(Dataset items)
________________________________________
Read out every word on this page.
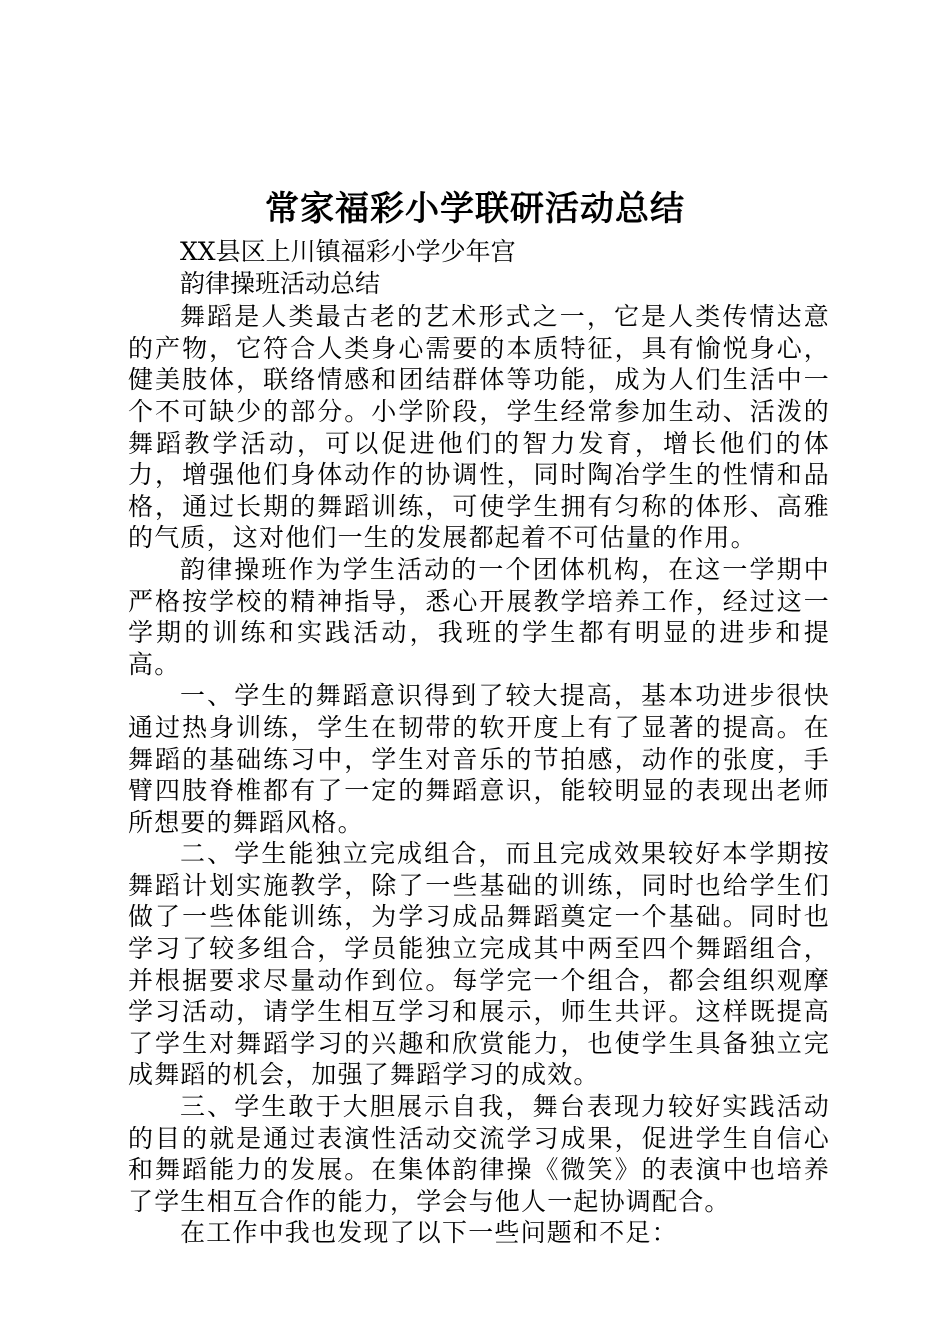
常家福彩小学联研活动总结

XX县区上川镇福彩小学少年宫

韵律操班活动总结

舞蹈是人类最古老的艺术形式之一，它是人类传情达意的产物，它符合人类身心需要的本质特征，具有愉悦身心，健美肢体，联络情感和团结群体等功能，成为人们生活中一个不可缺少的部分。小学阶段，学生经常参加生动、活泼的舞蹈教学活动，可以促进他们的智力发育，增长他们的体力，增强他们身体动作的协调性，同时陶冶学生的性情和品格，通过长期的舞蹈训练，可使学生拥有匀称的体形、高雅的气质，这对他们一生的发展都起着不可估量的作用。

韵律操班作为学生活动的一个团体机构，在这一学期中严格按学校的精神指导，悉心开展教学培养工作，经过这一学期的训练和实践活动，我班的学生都有明显的进步和提高。

一、学生的舞蹈意识得到了较大提高，基本功进步很快通过热身训练，学生在韧带的软开度上有了显著的提高。在舞蹈的基础练习中，学生对音乐的节拍感，动作的张度，手臂四肢脊椎都有了一定的舞蹈意识，能较明显的表现出老师所想要的舞蹈风格。

二、学生能独立完成组合，而且完成效果较好本学期按舞蹈计划实施教学，除了一些基础的训练，同时也给学生们做了一些体能训练，为学习成品舞蹈奠定一个基础。同时也学习了较多组合，学员能独立完成其中两至四个舞蹈组合，并根据要求尽量动作到位。每学完一个组合，都会组织观摩学习活动，请学生相互学习和展示，师生共评。这样既提高了学生对舞蹈学习的兴趣和欣赏能力，也使学生具备独立完成舞蹈的机会，加强了舞蹈学习的成效。

三、学生敢于大胆展示自我，舞台表现力较好实践活动的目的就是通过表演性活动交流学习成果，促进学生自信心和舞蹈能力的发展。在集体韵律操《微笑》的表演中也培养了学生相互合作的能力，学会与他人一起协调配合。

在工作中我也发现了以下一些问题和不足：
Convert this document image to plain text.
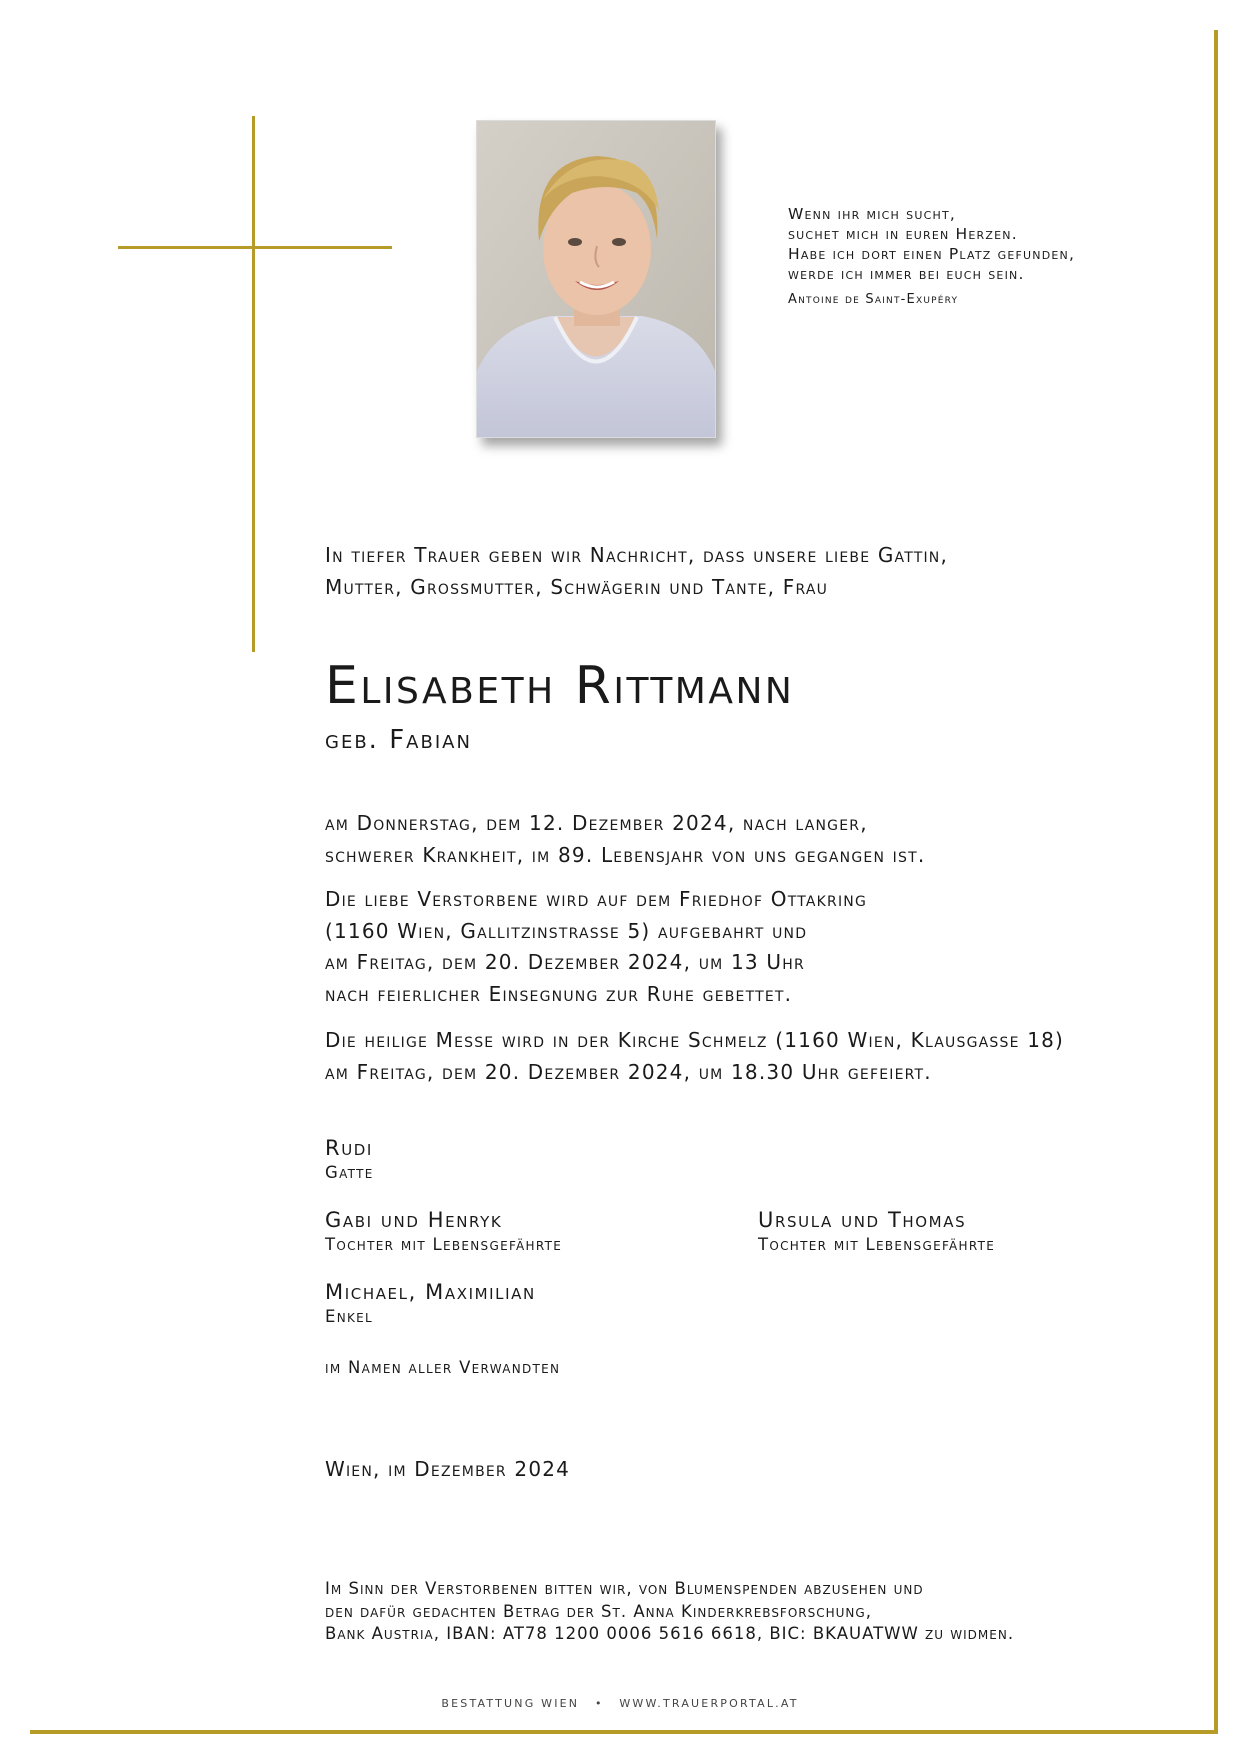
Wenn ihr mich sucht,
suchet mich in euren Herzen.
Habe ich dort einen Platz gefunden,
werde ich immer bei euch sein.
Antoine de Saint-Exupéry
In tiefer Trauer geben wir Nachricht, dass unsere liebe Gattin,
Mutter, Grossmutter, Schwägerin und Tante, Frau
Elisabeth Rittmann
geb. Fabian
am Donnerstag, dem 12. Dezember 2024, nach langer,
schwerer Krankheit, im 89. Lebensjahr von uns gegangen ist.
Die liebe Verstorbene wird auf dem Friedhof Ottakring
(1160 Wien, Gallitzinstrasse 5) aufgebahrt und
am Freitag, dem 20. Dezember 2024, um 13 Uhr
nach feierlicher Einsegnung zur Ruhe gebettet.
Die heilige Messe wird in der Kirche Schmelz (1160 Wien, Klausgasse 18)
am Freitag, dem 20. Dezember 2024, um 18.30 Uhr gefeiert.
Rudi
Gatte
Gabi und Henryk
Tochter mit Lebensgefährte
Ursula und Thomas
Tochter mit Lebensgefährte
Michael, Maximilian
Enkel
im Namen aller Verwandten
Wien, im Dezember 2024
Im Sinn der Verstorbenen bitten wir, von Blumenspenden abzusehen und
den dafür gedachten Betrag der St. Anna Kinderkrebsforschung,
Bank Austria, IBAN: AT78 1200 0006 5616 6618, BIC: BKAUATWW zu widmen.
BESTATTUNG WIEN • WWW.TRAUERPORTAL.AT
________________________________________
What to do: Retype the whole listing exactly and leave the pictures out.

Task answer:
Read out every word on this page.
常家福彩小学联研活动总结

XX县区上川镇福彩小学少年宫

韵律操班活动总结

舞蹈是人类最古老的艺术形式之一，它是人类传情达意的产物，它符合人类身心需要的本质特征，具有愉悦身心，健美肢体，联络情感和团结群体等功能，成为人们生活中一个不可缺少的部分。小学阶段，学生经常参加生动、活泼的舞蹈教学活动，可以促进他们的智力发育，增长他们的体力，增强他们身体动作的协调性，同时陶冶学生的性情和品格，通过长期的舞蹈训练，可使学生拥有匀称的体形、高雅的气质，这对他们一生的发展都起着不可估量的作用。

韵律操班作为学生活动的一个团体机构，在这一学期中严格按学校的精神指导，悉心开展教学培养工作，经过这一学期的训练和实践活动，我班的学生都有明显的进步和提高。

一、学生的舞蹈意识得到了较大提高，基本功进步很快通过热身训练，学生在韧带的软开度上有了显著的提高。在舞蹈的基础练习中，学生对音乐的节拍感，动作的张度，手臂四肢脊椎都有了一定的舞蹈意识，能较明显的表现出老师所想要的舞蹈风格。

二、学生能独立完成组合，而且完成效果较好本学期按舞蹈计划实施教学，除了一些基础的训练，同时也给学生们做了一些体能训练，为学习成品舞蹈奠定一个基础。同时也学习了较多组合，学员能独立完成其中两至四个舞蹈组合，并根据要求尽量动作到位。每学完一个组合，都会组织观摩学习活动，请学生相互学习和展示，师生共评。这样既提高了学生对舞蹈学习的兴趣和欣赏能力，也使学生具备独立完成舞蹈的机会，加强了舞蹈学习的成效。

三、学生敢于大胆展示自我，舞台表现力较好实践活动的目的就是通过表演性活动交流学习成果，促进学生自信心和舞蹈能力的发展。在集体韵律操《微笑》的表演中也培养了学生相互合作的能力，学会与他人一起协调配合。

在工作中我也发现了以下一些问题和不足：
Convert this document image to plain text.
Wenn ihr mich sucht,
suchet mich in euren Herzen.
Habe ich dort einen Platz gefunden,
werde ich immer bei euch sein.
Antoine de Saint-Exupéry
In tiefer Trauer geben wir Nachricht, dass unsere liebe Gattin,
Mutter, Grossmutter, Schwägerin und Tante, Frau
Elisabeth Rittmann
geb. Fabian
am Donnerstag, dem 12. Dezember 2024, nach langer,
schwerer Krankheit, im 89. Lebensjahr von uns gegangen ist.
Die liebe Verstorbene wird auf dem Friedhof Ottakring
(1160 Wien, Gallitzinstrasse 5) aufgebahrt und
am Freitag, dem 20. Dezember 2024, um 13 Uhr
nach feierlicher Einsegnung zur Ruhe gebettet.
Die heilige Messe wird in der Kirche Schmelz (1160 Wien, Klausgasse 18)
am Freitag, dem 20. Dezember 2024, um 18.30 Uhr gefeiert.
Rudi
Gatte
Gabi und Henryk
Tochter mit Lebensgefährte
Ursula und Thomas
Tochter mit Lebensgefährte
Michael, Maximilian
Enkel
im Namen aller Verwandten
Wien, im Dezember 2024
Im Sinn der Verstorbenen bitten wir, von Blumenspenden abzusehen und
den dafür gedachten Betrag der St. Anna Kinderkrebsforschung,
Bank Austria, IBAN: AT78 1200 0006 5616 6618, BIC: BKAUATWW zu widmen.
BESTATTUNG WIEN • WWW.TRAUERPORTAL.AT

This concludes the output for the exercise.